Collected data entries:

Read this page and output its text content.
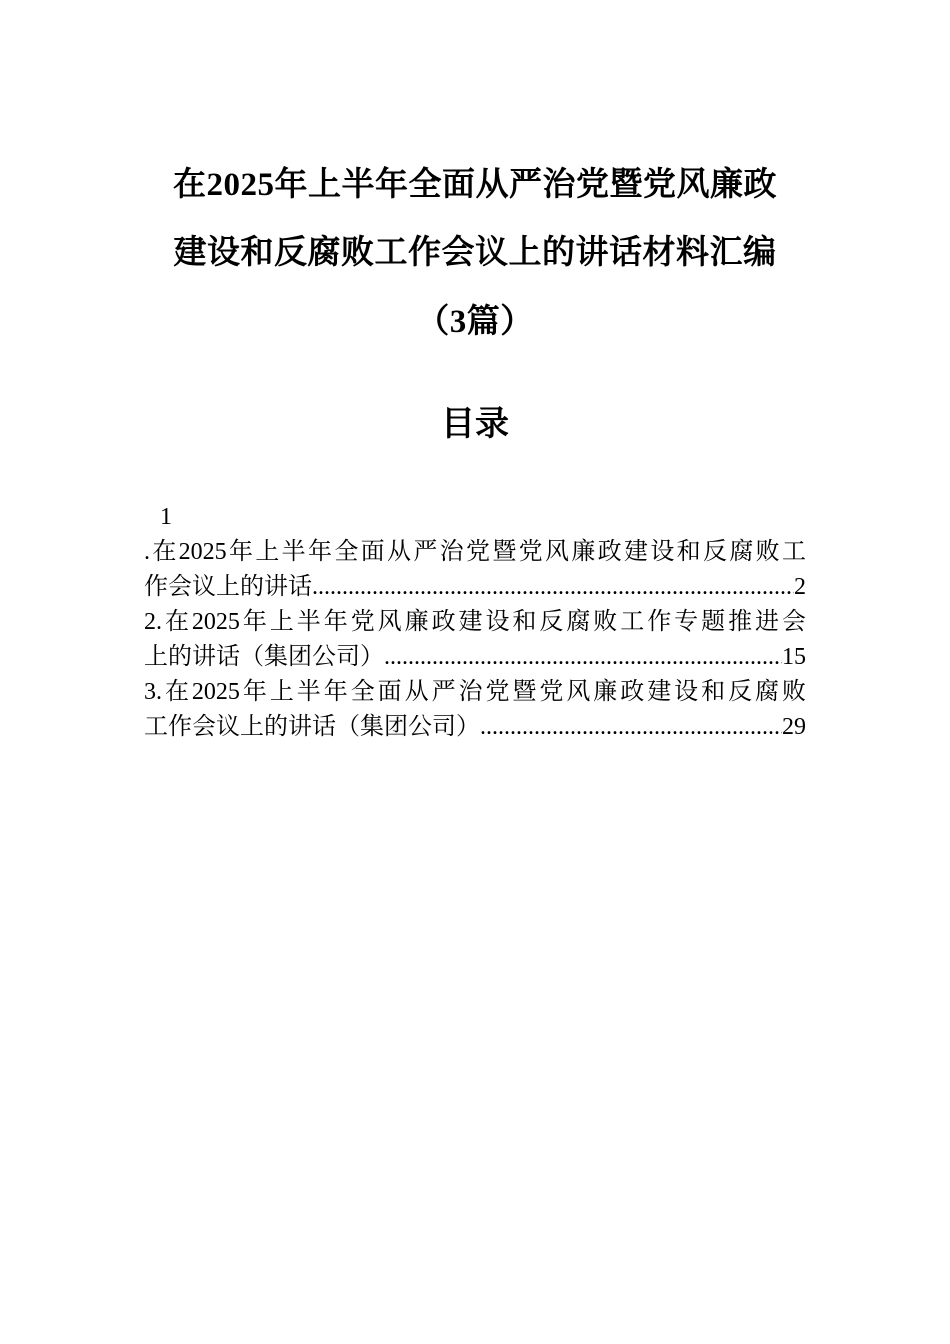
在2025年上半年全面从严治党暨党风廉政
建设和反腐败工作会议上的讲话材料汇编
（3篇）
目录
1
.在2025年上半年全面从严治党暨党风廉政建设和反腐败工
作会议上的讲话 .....	2
2.在2025年上半年党风廉政建设和反腐败工作专题推进会
上的讲话（集团公司） .....	15
3.在2025年上半年全面从严治党暨党风廉政建设和反腐败
工作会议上的讲话（集团公司） .....	29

**DIRECTIVE**
Each entry gets copied exactly; the pictures stay out.

**RESPONSE**
Read this page and output its text content.
在2025年上半年全面从严治党暨党风廉政
建设和反腐败工作会议上的讲话材料汇编
（3篇）
目录
1
.在2025年上半年全面从严治党暨党风廉政建设和反腐败工
作会议上的讲话 .....	2
2.在2025年上半年党风廉政建设和反腐败工作专题推进会
上的讲话（集团公司） .....	15
3.在2025年上半年全面从严治党暨党风廉政建设和反腐败
工作会议上的讲话（集团公司） .....	29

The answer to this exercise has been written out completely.